Brief:
Copy each line of the entries that includes the word "letter".

Data shown:
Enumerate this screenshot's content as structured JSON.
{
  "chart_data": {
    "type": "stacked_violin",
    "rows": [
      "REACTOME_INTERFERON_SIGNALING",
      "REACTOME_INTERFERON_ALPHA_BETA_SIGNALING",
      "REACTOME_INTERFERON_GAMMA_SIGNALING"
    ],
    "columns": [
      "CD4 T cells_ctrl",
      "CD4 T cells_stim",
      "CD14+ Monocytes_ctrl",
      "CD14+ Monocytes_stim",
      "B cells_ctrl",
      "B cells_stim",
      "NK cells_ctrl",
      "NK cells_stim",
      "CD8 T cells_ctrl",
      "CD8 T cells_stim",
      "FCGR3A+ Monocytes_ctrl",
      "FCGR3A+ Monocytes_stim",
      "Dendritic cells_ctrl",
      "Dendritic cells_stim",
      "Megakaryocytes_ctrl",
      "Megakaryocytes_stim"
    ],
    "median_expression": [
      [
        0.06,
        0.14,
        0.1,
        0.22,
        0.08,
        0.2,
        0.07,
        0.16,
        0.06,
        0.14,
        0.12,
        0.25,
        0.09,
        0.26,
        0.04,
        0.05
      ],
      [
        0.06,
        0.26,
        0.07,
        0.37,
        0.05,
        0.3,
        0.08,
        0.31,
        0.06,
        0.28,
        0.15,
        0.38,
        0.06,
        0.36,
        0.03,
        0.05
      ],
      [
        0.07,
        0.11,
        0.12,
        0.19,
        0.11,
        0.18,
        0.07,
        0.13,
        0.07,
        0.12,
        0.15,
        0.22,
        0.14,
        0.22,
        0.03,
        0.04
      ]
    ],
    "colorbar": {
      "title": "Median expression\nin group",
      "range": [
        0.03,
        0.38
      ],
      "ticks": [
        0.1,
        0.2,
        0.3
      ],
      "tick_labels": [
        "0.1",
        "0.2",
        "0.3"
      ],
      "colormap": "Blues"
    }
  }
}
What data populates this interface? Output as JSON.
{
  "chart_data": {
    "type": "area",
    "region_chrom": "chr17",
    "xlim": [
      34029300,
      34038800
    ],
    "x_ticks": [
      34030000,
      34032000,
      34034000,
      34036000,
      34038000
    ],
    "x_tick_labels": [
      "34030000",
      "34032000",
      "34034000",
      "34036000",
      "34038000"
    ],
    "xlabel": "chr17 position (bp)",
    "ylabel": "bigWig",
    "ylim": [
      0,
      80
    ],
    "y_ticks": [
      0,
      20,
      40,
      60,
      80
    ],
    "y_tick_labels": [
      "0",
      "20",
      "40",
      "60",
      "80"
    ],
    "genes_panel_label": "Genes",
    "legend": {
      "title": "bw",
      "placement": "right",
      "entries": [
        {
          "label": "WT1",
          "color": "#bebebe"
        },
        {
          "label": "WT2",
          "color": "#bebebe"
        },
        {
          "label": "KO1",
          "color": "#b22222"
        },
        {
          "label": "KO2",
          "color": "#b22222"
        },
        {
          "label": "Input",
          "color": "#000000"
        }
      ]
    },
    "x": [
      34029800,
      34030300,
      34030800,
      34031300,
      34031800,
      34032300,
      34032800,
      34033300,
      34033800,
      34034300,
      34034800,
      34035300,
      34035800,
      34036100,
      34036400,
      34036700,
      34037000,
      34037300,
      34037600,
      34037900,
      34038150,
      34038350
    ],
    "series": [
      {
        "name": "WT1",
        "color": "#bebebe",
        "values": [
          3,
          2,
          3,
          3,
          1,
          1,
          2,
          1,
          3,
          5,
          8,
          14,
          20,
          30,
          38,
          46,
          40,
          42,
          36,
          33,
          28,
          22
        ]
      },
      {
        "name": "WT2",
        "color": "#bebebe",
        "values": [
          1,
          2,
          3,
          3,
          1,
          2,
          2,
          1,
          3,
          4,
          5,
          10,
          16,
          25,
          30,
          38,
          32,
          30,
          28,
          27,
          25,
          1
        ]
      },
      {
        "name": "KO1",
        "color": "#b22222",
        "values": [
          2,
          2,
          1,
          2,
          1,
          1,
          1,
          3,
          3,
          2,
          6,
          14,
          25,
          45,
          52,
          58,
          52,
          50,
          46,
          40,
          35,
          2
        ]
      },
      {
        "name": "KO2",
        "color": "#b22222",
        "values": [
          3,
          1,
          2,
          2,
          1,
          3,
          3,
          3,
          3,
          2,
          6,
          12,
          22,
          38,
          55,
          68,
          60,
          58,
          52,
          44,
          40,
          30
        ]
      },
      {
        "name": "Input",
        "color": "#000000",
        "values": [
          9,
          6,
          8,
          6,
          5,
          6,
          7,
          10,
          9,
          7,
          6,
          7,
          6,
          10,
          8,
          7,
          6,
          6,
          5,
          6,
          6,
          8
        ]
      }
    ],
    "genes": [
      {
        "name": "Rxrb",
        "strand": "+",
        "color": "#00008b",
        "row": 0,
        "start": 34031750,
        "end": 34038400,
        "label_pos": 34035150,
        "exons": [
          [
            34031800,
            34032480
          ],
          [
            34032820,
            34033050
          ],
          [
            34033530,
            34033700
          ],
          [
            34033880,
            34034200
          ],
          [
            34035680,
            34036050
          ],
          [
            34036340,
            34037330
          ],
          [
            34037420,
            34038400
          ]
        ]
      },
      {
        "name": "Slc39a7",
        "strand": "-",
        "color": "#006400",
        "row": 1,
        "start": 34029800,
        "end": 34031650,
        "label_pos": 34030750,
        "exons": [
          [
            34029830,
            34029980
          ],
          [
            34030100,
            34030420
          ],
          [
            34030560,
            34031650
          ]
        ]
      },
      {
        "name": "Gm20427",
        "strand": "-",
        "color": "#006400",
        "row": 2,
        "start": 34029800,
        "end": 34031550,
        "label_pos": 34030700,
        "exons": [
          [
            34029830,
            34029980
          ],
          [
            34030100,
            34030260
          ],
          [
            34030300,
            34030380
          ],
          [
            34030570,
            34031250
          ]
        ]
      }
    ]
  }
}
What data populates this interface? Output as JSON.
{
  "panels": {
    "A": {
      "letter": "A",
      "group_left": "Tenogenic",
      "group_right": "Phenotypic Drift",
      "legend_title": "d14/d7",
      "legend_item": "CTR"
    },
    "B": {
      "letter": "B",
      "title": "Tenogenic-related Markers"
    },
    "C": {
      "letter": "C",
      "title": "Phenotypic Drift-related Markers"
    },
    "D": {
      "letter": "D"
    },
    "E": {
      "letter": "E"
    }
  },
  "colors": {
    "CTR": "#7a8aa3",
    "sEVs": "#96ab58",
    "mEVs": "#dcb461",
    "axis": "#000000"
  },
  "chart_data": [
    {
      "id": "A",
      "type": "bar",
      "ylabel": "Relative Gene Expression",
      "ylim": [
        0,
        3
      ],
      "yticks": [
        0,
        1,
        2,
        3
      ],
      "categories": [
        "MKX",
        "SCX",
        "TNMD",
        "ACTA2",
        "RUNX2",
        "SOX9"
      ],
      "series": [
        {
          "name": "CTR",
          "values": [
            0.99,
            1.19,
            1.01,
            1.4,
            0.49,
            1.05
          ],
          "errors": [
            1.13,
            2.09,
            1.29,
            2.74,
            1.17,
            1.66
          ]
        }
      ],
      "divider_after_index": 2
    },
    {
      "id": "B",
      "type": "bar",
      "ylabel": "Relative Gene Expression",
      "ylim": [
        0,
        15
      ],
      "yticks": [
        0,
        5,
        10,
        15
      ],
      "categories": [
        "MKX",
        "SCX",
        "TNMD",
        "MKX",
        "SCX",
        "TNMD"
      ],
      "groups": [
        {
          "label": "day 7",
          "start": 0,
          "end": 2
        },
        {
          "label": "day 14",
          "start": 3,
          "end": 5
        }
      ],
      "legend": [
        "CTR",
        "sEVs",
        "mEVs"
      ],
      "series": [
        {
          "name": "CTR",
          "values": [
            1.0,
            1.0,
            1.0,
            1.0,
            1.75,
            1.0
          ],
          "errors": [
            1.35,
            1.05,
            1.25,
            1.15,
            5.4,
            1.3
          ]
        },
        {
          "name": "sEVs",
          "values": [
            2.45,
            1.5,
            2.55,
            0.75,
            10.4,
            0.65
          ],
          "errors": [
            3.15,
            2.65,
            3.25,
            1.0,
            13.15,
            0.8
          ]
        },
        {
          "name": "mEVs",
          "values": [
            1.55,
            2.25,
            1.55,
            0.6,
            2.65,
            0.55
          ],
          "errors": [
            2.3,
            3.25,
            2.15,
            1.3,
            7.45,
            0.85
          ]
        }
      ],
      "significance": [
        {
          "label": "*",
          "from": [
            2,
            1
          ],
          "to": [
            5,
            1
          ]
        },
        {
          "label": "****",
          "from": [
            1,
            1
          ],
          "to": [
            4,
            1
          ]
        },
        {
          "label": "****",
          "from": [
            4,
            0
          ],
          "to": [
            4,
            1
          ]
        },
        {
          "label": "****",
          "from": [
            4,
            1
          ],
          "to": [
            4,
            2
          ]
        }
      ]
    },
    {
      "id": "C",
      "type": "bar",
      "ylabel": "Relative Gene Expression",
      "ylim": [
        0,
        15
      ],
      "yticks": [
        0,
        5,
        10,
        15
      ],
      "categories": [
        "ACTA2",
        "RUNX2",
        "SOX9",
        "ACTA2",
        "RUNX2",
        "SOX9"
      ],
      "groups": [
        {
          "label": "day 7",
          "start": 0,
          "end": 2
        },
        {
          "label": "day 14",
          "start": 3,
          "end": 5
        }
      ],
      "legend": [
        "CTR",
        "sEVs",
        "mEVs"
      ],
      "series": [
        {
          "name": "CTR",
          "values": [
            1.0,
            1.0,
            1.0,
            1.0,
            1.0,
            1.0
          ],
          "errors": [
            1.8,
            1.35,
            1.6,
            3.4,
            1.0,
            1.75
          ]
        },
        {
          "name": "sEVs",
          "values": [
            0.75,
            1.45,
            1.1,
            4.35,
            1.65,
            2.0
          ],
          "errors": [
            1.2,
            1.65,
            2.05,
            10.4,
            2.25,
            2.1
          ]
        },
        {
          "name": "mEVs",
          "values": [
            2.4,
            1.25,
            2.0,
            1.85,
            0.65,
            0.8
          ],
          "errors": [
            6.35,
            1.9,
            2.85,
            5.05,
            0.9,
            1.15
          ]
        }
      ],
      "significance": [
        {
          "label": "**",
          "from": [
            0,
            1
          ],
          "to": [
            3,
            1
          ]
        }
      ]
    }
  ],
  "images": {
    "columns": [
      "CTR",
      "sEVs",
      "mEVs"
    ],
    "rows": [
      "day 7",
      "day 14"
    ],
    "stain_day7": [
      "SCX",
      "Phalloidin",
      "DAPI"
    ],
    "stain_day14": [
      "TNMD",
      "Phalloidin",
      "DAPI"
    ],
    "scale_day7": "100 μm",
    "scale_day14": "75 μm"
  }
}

Answer to this problem:
      "letter": "A",
      "letter": "B",
      "letter": "C",
      "letter": "D"
      "letter": "E"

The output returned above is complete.